*Problems and tasks*.
1. From the post on Symbolic Regression for P123, return the passage between "Symbolic Regression (SR)" and "while staying simple.", inclusive, copied word for word.
2. In the Symbolic Regression post, what kind of algorithms does Symbolic Regression use to search the space of mathematical expressions?

*Page*.
◆ ◆ ◆

Symbolic Regression for Feature Generation - Free Streamlit App made for P123

P123 PySR - Symbolic Regression Factor Discovery for Portfolio123

I came across a machine learning concept that sounded like a perfect fit to generate new factors for P123, Symbolic Regression. I spent a few evenings testing the concept and decided to make an app and share it with the community, I hope you find it useful. The app will generate formulas that can be pasted directly in to your ranking system or AI Project.

Think of it as an alternative to LightGBM/neural networks for factor discovery, except the output is a readable formula like:

(ZScore("Price/PriceH",#All,7.5)+(Pow(2.71828,2*ZScore("fcfttm/ev",#All,7.5))-1)/(Pow(2.71828,2*ZScore("fcfttm/ev",#All,7.5))+1))

You can paste that straight into a P123 StockFormula ranking node.

What is Symbolic Regression?

Traditional ML (LightGBM, XGBoost, neural nets) finds patterns in your data but produces a black-box model that can't be exported to P123. You'd need to run a Python server and use P123's AI Factor to get predictions - complex and fragile.

Symbolic Regression (SR) takes a different approach. Instead of fitting a fixed model structure, it uses evolutionary algorithms (think: natural selection for math formulas) to search the space of mathematical expressions. It breeds, mutates, and evolves formulas over thousands of generations, keeping the ones that predict best while staying simple.

◆ ◆ ◆

*Data*.

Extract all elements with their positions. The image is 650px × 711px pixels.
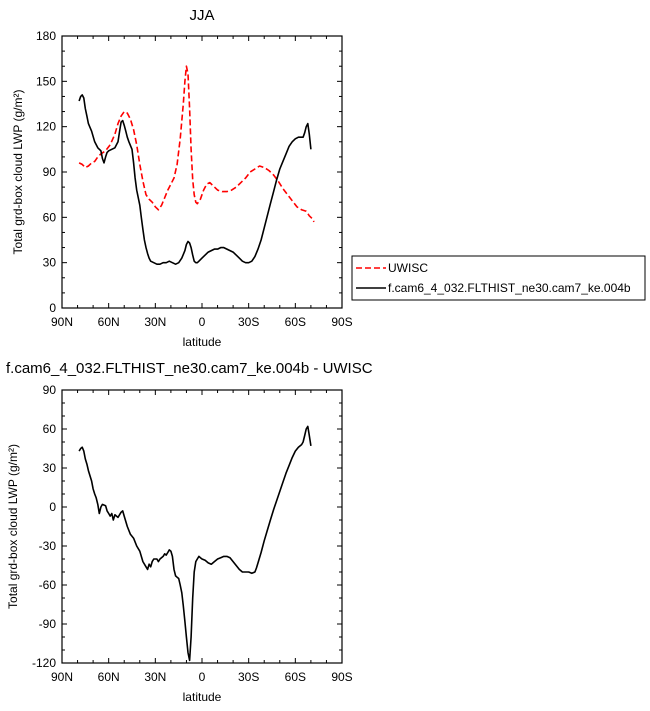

◆ ◆ ◆

*List of solutions*.
1.
Symbolic Regression (SR) takes a different approach. Instead of fitting a fixed model structure, it uses evolutionary algorithms (think: natural selection for math formulas) to search the space of mathematical expressions. It breeds, mutates, and evolves formulas over thousands of generations, keeping the ones that predict best while staying simple.

2. Evolutionary algorithms.